[REQUIRED TASK] Filter the listing below, copying every line in which the word "мухомор" appears.

— start of DATA ENTRIES —

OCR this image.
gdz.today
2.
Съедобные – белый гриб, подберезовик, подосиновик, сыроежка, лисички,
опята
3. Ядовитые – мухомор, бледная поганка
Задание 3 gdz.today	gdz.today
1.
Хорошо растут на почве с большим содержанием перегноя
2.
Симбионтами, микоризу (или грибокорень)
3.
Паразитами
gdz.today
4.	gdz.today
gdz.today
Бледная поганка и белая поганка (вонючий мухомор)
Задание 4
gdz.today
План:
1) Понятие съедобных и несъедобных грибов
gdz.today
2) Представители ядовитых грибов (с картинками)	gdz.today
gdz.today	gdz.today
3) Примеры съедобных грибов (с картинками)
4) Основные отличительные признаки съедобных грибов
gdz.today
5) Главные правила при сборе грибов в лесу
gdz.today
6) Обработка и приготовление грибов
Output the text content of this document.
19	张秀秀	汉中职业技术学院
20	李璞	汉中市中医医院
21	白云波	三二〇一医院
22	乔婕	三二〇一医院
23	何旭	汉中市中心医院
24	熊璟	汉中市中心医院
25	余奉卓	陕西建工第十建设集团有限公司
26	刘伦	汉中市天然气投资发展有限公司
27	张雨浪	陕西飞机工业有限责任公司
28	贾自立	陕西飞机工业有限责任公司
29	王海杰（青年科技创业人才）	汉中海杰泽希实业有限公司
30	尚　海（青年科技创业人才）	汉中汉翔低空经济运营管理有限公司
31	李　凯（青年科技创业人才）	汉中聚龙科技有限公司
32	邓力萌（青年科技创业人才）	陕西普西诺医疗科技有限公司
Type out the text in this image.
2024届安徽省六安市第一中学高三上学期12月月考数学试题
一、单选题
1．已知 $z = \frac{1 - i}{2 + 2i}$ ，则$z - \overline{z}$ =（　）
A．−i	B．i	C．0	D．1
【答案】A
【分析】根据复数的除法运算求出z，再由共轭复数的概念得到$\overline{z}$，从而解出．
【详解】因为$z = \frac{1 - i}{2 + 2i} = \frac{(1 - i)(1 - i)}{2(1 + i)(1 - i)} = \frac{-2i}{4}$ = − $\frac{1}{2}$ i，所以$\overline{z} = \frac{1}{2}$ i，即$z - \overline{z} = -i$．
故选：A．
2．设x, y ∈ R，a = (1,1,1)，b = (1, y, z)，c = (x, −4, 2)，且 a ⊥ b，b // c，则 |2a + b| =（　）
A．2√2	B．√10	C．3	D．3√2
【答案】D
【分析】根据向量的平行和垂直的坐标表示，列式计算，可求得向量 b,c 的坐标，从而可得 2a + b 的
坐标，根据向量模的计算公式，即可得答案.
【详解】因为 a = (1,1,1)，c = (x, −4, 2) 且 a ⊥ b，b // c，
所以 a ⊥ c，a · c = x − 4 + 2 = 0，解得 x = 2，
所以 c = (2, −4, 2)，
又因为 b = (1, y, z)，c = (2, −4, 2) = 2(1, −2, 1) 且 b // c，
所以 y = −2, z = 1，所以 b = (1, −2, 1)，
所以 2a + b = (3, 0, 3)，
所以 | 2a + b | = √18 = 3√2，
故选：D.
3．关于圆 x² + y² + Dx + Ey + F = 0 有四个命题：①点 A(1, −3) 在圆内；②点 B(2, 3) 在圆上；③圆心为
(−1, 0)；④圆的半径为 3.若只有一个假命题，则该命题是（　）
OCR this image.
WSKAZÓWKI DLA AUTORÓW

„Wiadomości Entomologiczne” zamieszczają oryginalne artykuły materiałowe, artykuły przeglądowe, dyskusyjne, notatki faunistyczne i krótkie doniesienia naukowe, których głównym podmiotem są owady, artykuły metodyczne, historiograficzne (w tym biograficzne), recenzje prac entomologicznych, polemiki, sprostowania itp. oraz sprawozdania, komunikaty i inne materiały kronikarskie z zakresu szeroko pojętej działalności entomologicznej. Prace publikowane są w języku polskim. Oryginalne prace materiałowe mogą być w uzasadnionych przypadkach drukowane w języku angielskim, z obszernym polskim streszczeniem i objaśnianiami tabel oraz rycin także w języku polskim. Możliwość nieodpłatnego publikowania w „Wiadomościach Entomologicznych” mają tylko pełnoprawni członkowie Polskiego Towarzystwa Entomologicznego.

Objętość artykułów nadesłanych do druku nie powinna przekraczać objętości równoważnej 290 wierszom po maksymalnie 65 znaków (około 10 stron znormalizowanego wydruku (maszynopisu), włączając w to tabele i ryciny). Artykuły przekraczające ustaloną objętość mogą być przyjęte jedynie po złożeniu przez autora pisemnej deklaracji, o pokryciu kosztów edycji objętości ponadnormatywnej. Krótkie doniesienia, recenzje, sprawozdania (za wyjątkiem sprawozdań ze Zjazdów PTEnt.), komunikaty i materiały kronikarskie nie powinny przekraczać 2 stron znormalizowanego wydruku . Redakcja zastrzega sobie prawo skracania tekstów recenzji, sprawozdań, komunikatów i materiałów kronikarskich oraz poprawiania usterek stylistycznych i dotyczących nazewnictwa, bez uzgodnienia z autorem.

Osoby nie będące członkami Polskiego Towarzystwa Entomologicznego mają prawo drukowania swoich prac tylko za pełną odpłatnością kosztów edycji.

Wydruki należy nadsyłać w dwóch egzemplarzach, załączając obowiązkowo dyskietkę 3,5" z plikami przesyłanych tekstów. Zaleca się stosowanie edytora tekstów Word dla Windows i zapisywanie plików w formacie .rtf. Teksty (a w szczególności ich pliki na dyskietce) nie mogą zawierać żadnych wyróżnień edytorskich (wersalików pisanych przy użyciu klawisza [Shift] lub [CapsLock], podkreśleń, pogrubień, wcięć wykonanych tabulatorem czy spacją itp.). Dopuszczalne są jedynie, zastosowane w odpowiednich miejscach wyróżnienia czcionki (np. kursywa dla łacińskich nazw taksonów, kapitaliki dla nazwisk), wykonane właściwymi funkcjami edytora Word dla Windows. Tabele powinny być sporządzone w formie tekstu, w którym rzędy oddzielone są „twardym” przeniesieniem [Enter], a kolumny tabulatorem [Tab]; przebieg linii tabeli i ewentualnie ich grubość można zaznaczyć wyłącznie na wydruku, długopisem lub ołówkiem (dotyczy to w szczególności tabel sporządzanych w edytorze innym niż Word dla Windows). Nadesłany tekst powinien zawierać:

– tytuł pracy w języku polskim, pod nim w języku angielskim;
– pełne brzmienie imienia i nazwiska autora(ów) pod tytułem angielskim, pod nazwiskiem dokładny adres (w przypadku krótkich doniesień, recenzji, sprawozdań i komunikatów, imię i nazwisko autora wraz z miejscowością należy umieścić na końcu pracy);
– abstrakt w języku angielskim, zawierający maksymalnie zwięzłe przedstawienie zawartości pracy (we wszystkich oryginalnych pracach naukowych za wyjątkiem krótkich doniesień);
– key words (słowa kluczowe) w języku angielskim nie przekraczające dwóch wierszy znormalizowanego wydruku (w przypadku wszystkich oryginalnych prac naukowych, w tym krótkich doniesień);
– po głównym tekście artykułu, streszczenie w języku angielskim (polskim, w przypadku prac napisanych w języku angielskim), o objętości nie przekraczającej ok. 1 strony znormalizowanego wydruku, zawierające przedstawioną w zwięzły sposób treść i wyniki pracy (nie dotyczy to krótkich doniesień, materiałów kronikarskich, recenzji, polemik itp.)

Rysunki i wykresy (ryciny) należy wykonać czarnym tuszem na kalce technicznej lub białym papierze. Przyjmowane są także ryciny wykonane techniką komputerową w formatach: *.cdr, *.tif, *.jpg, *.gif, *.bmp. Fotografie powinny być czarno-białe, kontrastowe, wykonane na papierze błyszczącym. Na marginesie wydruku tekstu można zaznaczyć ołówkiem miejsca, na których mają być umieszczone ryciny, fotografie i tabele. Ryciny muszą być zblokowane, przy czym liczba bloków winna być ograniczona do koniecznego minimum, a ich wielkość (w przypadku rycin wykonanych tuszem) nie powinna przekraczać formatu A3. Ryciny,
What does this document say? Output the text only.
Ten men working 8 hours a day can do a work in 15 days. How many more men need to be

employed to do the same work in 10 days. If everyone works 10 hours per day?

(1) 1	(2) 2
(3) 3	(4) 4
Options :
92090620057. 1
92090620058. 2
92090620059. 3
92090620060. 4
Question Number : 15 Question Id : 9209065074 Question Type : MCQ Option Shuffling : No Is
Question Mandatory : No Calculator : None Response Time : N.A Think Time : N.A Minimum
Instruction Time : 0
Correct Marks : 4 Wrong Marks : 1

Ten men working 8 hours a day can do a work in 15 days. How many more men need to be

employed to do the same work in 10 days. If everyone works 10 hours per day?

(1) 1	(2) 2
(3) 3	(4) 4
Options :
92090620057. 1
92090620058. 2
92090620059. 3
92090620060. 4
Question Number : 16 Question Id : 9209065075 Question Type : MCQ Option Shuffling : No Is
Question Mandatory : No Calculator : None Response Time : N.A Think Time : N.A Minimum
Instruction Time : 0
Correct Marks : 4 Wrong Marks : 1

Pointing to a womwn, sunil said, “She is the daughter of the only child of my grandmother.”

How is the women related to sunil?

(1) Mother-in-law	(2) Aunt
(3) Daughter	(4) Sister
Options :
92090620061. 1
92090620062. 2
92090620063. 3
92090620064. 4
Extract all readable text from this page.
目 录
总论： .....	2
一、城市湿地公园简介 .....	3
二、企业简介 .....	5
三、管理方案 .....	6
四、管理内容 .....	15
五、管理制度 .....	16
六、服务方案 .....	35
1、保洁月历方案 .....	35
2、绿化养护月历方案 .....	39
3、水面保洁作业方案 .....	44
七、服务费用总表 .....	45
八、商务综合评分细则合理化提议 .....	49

— end of DATA ENTRIES —

[RESPONSE]
3. Ядовитые – мухомор, бледная поганка
Бледная поганка и белая поганка (вонючий мухомор)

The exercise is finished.